A run of records:
##############################

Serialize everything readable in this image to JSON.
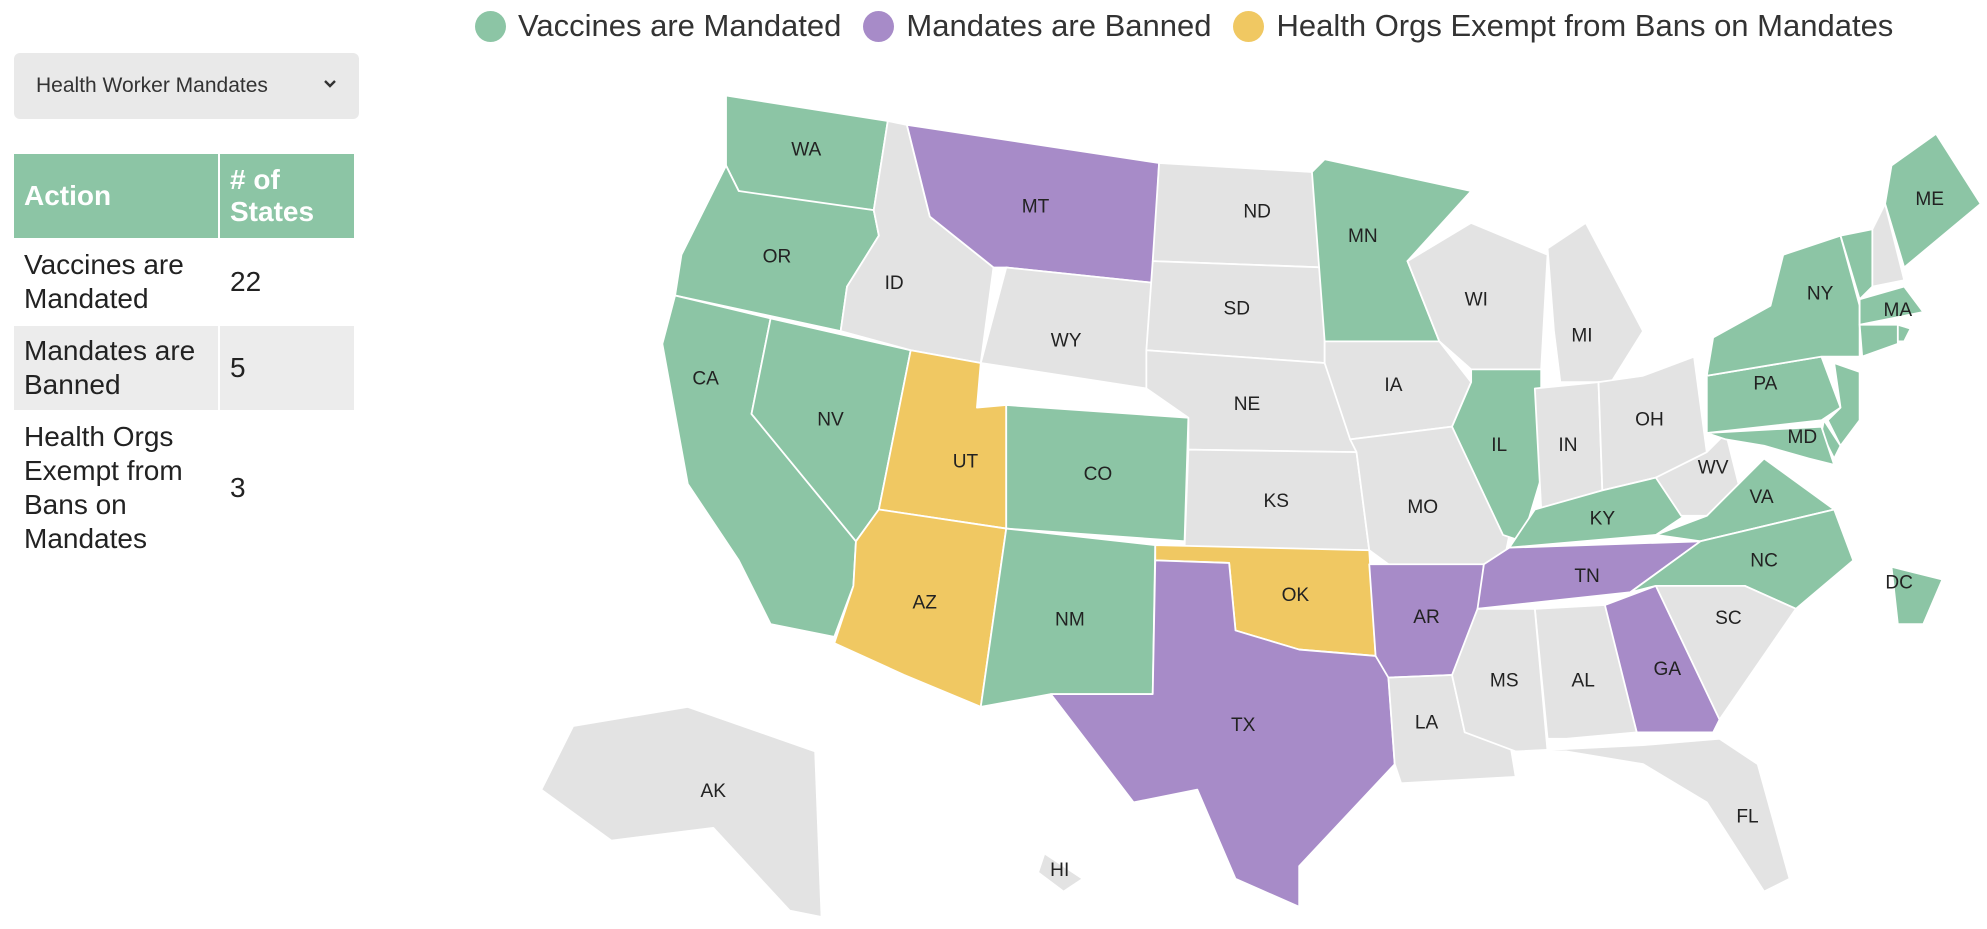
{
  "dropdown": {
    "label": "Health Worker Mandates"
  },
  "legend": [
    {
      "name": "Vaccines are Mandated",
      "color": "#8cc5a5"
    },
    {
      "name": "Mandates are Banned",
      "color": "#a78bc8"
    },
    {
      "name": "Health Orgs Exempt from Bans on Mandates",
      "color": "#f0c862"
    }
  ],
  "table": {
    "header": [
      "Action",
      "# of States"
    ],
    "rows": [
      [
        "Vaccines are Mandated",
        22
      ],
      [
        "Mandates are Banned",
        5
      ],
      [
        "Health Orgs Exempt from Bans on Mandates",
        3
      ]
    ]
  },
  "map": {
    "states": [
      {
        "label": "WA",
        "color": "#8cc5a5"
      },
      {
        "label": "OR",
        "color": "#8cc5a5"
      },
      {
        "label": "CA",
        "color": "#8cc5a5"
      },
      {
        "label": "NV",
        "color": "#8cc5a5"
      },
      {
        "label": "ID",
        "color": "#e3e3e3"
      },
      {
        "label": "MT",
        "color": "#a78bc8"
      },
      {
        "label": "WY",
        "color": "#e3e3e3"
      },
      {
        "label": "UT",
        "color": "#f0c862"
      },
      {
        "label": "AZ",
        "color": "#f0c862"
      },
      {
        "label": "CO",
        "color": "#8cc5a5"
      },
      {
        "label": "NM",
        "color": "#8cc5a5"
      },
      {
        "label": "ND",
        "color": "#e3e3e3"
      },
      {
        "label": "SD",
        "color": "#e3e3e3"
      },
      {
        "label": "NE",
        "color": "#e3e3e3"
      },
      {
        "label": "KS",
        "color": "#e3e3e3"
      },
      {
        "label": "OK",
        "color": "#f0c862"
      },
      {
        "label": "TX",
        "color": "#a78bc8"
      },
      {
        "label": "MN",
        "color": "#8cc5a5"
      },
      {
        "label": "IA",
        "color": "#e3e3e3"
      },
      {
        "label": "MO",
        "color": "#e3e3e3"
      },
      {
        "label": "AR",
        "color": "#a78bc8"
      },
      {
        "label": "LA",
        "color": "#e3e3e3"
      },
      {
        "label": "WI",
        "color": "#e3e3e3"
      },
      {
        "label": "IL",
        "color": "#8cc5a5"
      },
      {
        "label": "MI",
        "color": "#e3e3e3"
      },
      {
        "label": "IN",
        "color": "#e3e3e3"
      },
      {
        "label": "OH",
        "color": "#e3e3e3"
      },
      {
        "label": "KY",
        "color": "#8cc5a5"
      },
      {
        "label": "TN",
        "color": "#a78bc8"
      },
      {
        "label": "WV",
        "color": "#e3e3e3"
      },
      {
        "label": "VA",
        "color": "#8cc5a5"
      },
      {
        "label": "NC",
        "color": "#8cc5a5"
      },
      {
        "label": "SC",
        "color": "#e3e3e3"
      },
      {
        "label": "GA",
        "color": "#a78bc8"
      },
      {
        "label": "AL",
        "color": "#e3e3e3"
      },
      {
        "label": "MS",
        "color": "#e3e3e3"
      },
      {
        "label": "FL",
        "color": "#e3e3e3"
      },
      {
        "label": "PA",
        "color": "#8cc5a5"
      },
      {
        "label": "NY",
        "color": "#8cc5a5"
      },
      {
        "label": null,
        "color": "#8cc5a5"
      },
      {
        "label": null,
        "color": "#8cc5a5"
      },
      {
        "label": "MD",
        "color": "#8cc5a5"
      },
      {
        "label": null,
        "color": "#8cc5a5"
      },
      {
        "label": null,
        "color": "#e3e3e3"
      },
      {
        "label": "ME",
        "color": "#8cc5a5"
      },
      {
        "label": "MA",
        "color": "#8cc5a5"
      },
      {
        "label": null,
        "color": "#8cc5a5"
      },
      {
        "label": null,
        "color": "#8cc5a5"
      },
      {
        "label": "DC",
        "color": "#8cc5a5"
      },
      {
        "label": "AK",
        "color": "#e3e3e3"
      },
      {
        "label": "HI",
        "color": "#e3e3e3"
      }
    ]
  }
}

##############################

_Set problem_.
In the records above, find the lines containing "name" and copy them.

_Result for this exercise_.
      "name": "Vaccines are Mandated",
      "name": "Mandates are Banned",
      "name": "Health Orgs Exempt from Bans on Mandates",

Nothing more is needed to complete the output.